WHAT IS ASKED:
Extract all lines that hold "Figure" from the records below.

SOURCE RECORDS:
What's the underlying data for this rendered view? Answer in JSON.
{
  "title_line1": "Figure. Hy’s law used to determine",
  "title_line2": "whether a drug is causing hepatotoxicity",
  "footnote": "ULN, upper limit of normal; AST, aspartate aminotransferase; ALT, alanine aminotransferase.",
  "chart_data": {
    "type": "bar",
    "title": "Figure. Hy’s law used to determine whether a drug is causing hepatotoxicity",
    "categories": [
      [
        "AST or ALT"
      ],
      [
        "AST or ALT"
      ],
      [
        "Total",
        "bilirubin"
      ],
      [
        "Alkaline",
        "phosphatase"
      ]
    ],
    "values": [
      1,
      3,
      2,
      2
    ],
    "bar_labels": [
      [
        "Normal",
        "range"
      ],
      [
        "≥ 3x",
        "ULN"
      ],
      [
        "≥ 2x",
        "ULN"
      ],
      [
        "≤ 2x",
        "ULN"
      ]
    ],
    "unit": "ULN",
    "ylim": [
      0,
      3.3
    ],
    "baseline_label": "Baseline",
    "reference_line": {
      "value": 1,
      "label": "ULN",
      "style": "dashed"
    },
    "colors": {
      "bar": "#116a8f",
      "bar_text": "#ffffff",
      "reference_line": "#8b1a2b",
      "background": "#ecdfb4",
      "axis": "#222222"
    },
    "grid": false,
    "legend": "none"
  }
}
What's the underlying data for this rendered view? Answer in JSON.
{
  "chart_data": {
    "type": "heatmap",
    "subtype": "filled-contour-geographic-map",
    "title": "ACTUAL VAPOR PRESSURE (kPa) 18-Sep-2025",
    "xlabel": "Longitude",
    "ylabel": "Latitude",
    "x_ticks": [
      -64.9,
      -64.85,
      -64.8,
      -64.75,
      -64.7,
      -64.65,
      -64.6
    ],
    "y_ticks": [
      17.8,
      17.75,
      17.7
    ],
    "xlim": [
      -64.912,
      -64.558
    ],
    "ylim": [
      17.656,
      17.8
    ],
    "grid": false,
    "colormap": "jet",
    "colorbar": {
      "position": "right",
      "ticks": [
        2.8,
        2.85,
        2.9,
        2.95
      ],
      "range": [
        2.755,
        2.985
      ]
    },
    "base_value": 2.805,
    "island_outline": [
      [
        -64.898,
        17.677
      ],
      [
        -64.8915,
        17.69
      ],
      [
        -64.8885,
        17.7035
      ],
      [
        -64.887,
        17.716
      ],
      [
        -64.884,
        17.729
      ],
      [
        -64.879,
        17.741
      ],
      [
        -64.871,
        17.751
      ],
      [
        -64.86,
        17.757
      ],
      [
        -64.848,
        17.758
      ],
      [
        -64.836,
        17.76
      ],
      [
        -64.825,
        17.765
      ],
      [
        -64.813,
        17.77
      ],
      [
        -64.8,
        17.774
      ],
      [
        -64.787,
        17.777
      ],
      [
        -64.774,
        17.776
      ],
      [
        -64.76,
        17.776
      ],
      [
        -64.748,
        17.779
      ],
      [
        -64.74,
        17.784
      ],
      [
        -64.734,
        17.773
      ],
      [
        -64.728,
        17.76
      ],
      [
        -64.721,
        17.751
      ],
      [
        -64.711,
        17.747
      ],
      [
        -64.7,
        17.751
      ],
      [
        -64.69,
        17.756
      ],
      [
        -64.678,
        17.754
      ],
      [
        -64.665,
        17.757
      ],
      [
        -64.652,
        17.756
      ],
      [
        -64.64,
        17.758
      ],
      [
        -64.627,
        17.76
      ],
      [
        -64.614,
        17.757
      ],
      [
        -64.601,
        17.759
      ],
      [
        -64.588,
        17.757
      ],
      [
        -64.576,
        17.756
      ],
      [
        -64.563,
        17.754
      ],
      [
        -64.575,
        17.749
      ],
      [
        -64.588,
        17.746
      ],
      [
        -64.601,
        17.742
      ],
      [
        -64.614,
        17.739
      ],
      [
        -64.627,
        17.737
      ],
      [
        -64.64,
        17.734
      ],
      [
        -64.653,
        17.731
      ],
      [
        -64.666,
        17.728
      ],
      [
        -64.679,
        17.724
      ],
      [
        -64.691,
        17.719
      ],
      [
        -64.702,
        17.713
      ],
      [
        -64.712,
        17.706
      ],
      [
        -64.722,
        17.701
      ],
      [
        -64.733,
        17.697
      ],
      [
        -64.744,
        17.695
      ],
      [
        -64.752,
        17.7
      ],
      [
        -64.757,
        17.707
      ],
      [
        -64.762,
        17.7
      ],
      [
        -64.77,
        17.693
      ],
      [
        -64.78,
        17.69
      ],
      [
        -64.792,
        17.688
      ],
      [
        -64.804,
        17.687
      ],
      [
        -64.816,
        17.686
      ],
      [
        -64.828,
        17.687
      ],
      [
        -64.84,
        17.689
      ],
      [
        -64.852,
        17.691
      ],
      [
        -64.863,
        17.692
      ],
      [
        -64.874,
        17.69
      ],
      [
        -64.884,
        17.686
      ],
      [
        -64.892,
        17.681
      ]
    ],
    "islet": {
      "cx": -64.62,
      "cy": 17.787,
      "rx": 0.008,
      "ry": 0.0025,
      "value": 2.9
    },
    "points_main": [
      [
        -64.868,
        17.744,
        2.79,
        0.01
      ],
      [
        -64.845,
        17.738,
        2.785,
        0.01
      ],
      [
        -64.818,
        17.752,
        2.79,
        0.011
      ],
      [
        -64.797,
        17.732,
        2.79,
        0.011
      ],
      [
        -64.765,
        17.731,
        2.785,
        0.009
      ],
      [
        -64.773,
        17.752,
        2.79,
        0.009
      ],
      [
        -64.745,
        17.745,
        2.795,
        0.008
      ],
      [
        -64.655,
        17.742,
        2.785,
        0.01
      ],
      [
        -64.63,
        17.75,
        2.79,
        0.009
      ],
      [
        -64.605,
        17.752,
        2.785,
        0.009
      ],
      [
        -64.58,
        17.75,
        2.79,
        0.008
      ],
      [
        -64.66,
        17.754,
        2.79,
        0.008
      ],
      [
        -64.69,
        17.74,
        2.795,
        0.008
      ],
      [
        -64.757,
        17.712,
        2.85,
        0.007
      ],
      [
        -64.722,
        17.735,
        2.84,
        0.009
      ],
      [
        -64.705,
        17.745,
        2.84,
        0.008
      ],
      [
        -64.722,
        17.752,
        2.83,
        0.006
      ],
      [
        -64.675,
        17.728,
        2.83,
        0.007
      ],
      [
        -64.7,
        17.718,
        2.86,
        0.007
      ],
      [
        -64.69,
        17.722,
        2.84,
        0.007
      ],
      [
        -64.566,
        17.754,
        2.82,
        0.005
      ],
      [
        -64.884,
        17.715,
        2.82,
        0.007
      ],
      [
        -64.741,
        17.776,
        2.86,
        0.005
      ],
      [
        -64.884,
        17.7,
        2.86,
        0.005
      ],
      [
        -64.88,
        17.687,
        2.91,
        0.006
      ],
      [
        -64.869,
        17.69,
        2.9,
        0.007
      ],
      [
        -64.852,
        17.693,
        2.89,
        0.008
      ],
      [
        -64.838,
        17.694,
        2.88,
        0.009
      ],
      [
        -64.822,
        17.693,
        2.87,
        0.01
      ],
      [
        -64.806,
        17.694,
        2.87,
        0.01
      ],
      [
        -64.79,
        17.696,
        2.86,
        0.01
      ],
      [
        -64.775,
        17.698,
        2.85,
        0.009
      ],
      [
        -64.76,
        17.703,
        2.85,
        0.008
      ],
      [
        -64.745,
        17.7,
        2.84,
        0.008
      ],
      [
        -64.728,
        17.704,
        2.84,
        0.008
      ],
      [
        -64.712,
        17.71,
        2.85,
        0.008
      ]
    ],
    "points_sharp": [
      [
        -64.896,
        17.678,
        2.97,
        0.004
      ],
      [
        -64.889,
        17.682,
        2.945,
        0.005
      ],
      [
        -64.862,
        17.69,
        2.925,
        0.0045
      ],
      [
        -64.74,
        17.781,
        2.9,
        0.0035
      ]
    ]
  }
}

FULL OUTPUT:
  "title_line1": "Figure. Hy’s law used to determine",
    "title": "Figure. Hy’s law used to determine whether a drug is causing hepatotoxicity",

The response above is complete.